■ **Objective**:
Copy the records word for word, from their first line through the line that contains "The legacy public".

■ **Supplied data**:

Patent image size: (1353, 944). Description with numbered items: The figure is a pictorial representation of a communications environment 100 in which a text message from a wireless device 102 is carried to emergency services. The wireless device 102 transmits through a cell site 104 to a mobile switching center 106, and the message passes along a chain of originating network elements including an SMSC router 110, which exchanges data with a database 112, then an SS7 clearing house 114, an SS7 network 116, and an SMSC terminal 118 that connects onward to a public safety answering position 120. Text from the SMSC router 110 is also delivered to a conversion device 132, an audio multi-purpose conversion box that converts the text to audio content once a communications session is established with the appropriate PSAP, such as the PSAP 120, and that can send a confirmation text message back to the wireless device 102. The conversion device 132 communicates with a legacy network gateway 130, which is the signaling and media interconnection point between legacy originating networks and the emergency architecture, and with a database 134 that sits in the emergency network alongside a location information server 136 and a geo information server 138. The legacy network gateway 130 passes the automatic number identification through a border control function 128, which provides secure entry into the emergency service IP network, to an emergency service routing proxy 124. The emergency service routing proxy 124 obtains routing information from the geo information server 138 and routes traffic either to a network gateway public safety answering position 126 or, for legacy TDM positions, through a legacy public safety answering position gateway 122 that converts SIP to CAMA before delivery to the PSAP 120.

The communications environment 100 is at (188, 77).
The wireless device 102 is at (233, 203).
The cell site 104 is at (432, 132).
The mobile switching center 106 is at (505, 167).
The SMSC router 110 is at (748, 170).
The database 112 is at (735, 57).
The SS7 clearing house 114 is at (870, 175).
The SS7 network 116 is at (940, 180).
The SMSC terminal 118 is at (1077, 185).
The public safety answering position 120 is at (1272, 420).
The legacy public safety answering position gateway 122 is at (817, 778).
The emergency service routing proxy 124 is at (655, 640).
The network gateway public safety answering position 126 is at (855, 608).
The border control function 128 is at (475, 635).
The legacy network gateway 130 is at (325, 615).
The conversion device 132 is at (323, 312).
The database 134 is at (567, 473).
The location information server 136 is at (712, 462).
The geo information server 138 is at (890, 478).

■ **Task solution**:
Patent image size: (1353, 944). Description with numbered items: The figure is a pictorial representation of a communications environment 100 in which a text message from a wireless device 102 is carried to emergency services. The wireless device 102 transmits through a cell site 104 to a mobile switching center 106, and the message passes along a chain of originating network elements including an SMSC router 110, which exchanges data with a database 112, then an SS7 clearing house 114, an SS7 network 116, and an SMSC terminal 118 that connects onward to a public safety answering position 120. Text from the SMSC router 110 is also delivered to a conversion device 132, an audio multi-purpose conversion box that converts the text to audio content once a communications session is established with the appropriate PSAP, such as the PSAP 120, and that can send a confirmation text message back to the wireless device 102. The conversion device 132 communicates with a legacy network gateway 130, which is the signaling and media interconnection point between legacy originating networks and the emergency architecture, and with a database 134 that sits in the emergency network alongside a location information server 136 and a geo information server 138. The legacy network gateway 130 passes the automatic number identification through a border control function 128, which provides secure entry into the emergency service IP network, to an emergency service routing proxy 124. The emergency service routing proxy 124 obtains routing information from the geo information server 138 and routes traffic either to a network gateway public safety answering position 126 or, for legacy TDM positions, through a legacy public safety answering position gateway 122 that converts SIP to CAMA before delivery to the PSAP 120.

The communications environment 100 is at (188, 77).
The wireless device 102 is at (233, 203).
The cell site 104 is at (432, 132).
The mobile switching center 106 is at (505, 167).
The SMSC router 110 is at (748, 170).
The database 112 is at (735, 57).
The SS7 clearing house 114 is at (870, 175).
The SS7 network 116 is at (940, 180).
The SMSC terminal 118 is at (1077, 185).
The public safety answering position 120 is at (1272, 420).
The legacy public safety answering position gateway 122 is at (817, 778).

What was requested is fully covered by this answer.